**DATASET RECORDS**
▶

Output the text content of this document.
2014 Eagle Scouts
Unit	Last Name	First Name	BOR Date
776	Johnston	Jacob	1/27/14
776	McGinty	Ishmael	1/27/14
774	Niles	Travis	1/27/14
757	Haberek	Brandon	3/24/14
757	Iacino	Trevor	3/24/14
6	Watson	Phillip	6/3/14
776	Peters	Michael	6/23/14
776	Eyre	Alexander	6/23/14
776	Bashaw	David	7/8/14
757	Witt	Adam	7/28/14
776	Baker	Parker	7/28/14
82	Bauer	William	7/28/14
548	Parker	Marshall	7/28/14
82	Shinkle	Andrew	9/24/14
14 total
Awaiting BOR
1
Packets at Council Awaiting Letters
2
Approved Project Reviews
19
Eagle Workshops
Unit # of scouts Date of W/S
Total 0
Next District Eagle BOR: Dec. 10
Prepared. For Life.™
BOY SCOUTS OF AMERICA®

◀

**DIRECTION**
Repeat the records exactly, including every line.

**OUTPUT FOR THIS EXERCISE**
Output the text content of this document.
2014 Eagle Scouts
Unit	Last Name	First Name	BOR Date
776	Johnston	Jacob	1/27/14
776	McGinty	Ishmael	1/27/14
774	Niles	Travis	1/27/14
757	Haberek	Brandon	3/24/14
757	Iacino	Trevor	3/24/14
6	Watson	Phillip	6/3/14
776	Peters	Michael	6/23/14
776	Eyre	Alexander	6/23/14
776	Bashaw	David	7/8/14
757	Witt	Adam	7/28/14
776	Baker	Parker	7/28/14
82	Bauer	William	7/28/14
548	Parker	Marshall	7/28/14
82	Shinkle	Andrew	9/24/14
14 total
Awaiting BOR
1
Packets at Council Awaiting Letters
2
Approved Project Reviews
19
Eagle Workshops
Unit # of scouts Date of W/S
Total 0
Next District Eagle BOR: Dec. 10
Prepared. For Life.™
BOY SCOUTS OF AMERICA®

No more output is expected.